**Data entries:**
## start
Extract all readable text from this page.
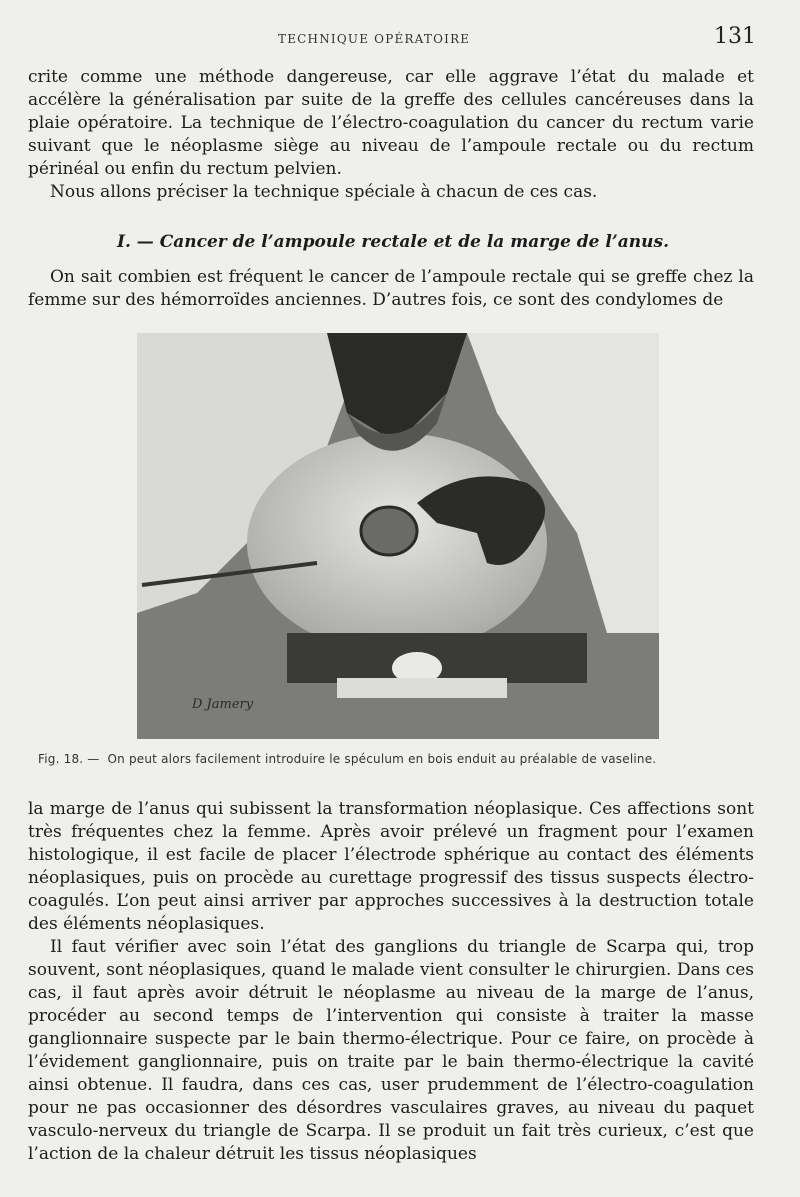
TECHNIQUE OPÉRATOIRE	131

crite comme une méthode dangereuse, car elle aggrave l’état du malade et accélère la généralisation par suite de la greffe des cellules cancéreuses dans la plaie opératoire. La technique de l’électro-coagulation du cancer du rectum varie suivant que le néoplasme siège au niveau de l’ampoule rectale ou du rectum périnéal ou enfin du rectum pelvien.

Nous allons préciser la technique spéciale à chacun de ces cas.

I. — Cancer de l’ampoule rectale et de la marge de l’anus.

On sait combien est fréquent le cancer de l’ampoule rectale qui se greffe chez la femme sur des hémorroïdes anciennes. D’autres fois, ce sont des condylomes de

D Jamery

Fig. 18. — On peut alors facilement introduire le spéculum en bois enduit au préalable de vaseline.

la marge de l’anus qui subissent la transformation néoplasique. Ces affections sont très fréquentes chez la femme. Après avoir prélevé un fragment pour l’examen histologique, il est facile de placer l’électrode sphérique au contact des éléments néoplasiques, puis on procède au curettage progressif des tissus suspects électro-coagulés. L’on peut ainsi arriver par approches successives à la destruction totale des éléments néoplasiques.

Il faut vérifier avec soin l’état des ganglions du triangle de Scarpa qui, trop souvent, sont néoplasiques, quand le malade vient consulter le chirurgien. Dans ces cas, il faut après avoir détruit le néoplasme au niveau de la marge de l’anus, procéder au second temps de l’intervention qui consiste à traiter la masse ganglionnaire suspecte par le bain thermo-électrique. Pour ce faire, on procède à l’évidement ganglionnaire, puis on traite par le bain thermo-électrique la cavité ainsi obtenue. Il faudra, dans ces cas, user prudemment de l’électro-coagulation pour ne pas occasionner des désordres vasculaires graves, au niveau du paquet vasculo-nerveux du triangle de Scarpa. Il se produit un fait très curieux, c’est que l’action de la chaleur détruit les tissus néoplasiques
## end
**What to do:** Reproduce all the records verbatim, excluding images.

**Solution to this exercise:**
Extract all readable text from this page.
TECHNIQUE OPÉRATOIRE	131

crite comme une méthode dangereuse, car elle aggrave l’état du malade et accélère la généralisation par suite de la greffe des cellules cancéreuses dans la plaie opératoire. La technique de l’électro-coagulation du cancer du rectum varie suivant que le néoplasme siège au niveau de l’ampoule rectale ou du rectum périnéal ou enfin du rectum pelvien.

Nous allons préciser la technique spéciale à chacun de ces cas.

I. — Cancer de l’ampoule rectale et de la marge de l’anus.

On sait combien est fréquent le cancer de l’ampoule rectale qui se greffe chez la femme sur des hémorroïdes anciennes. D’autres fois, ce sont des condylomes de

D Jamery

Fig. 18. — On peut alors facilement introduire le spéculum en bois enduit au préalable de vaseline.

la marge de l’anus qui subissent la transformation néoplasique. Ces affections sont très fréquentes chez la femme. Après avoir prélevé un fragment pour l’examen histologique, il est facile de placer l’électrode sphérique au contact des éléments néoplasiques, puis on procède au curettage progressif des tissus suspects électro-coagulés. L’on peut ainsi arriver par approches successives à la destruction totale des éléments néoplasiques.

Il faut vérifier avec soin l’état des ganglions du triangle de Scarpa qui, trop souvent, sont néoplasiques, quand le malade vient consulter le chirurgien. Dans ces cas, il faut après avoir détruit le néoplasme au niveau de la marge de l’anus, procéder au second temps de l’intervention qui consiste à traiter la masse ganglionnaire suspecte par le bain thermo-électrique. Pour ce faire, on procède à l’évidement ganglionnaire, puis on traite par le bain thermo-électrique la cavité ainsi obtenue. Il faudra, dans ces cas, user prudemment de l’électro-coagulation pour ne pas occasionner des désordres vasculaires graves, au niveau du paquet vasculo-nerveux du triangle de Scarpa. Il se produit un fait très curieux, c’est que l’action de la chaleur détruit les tissus néoplasiques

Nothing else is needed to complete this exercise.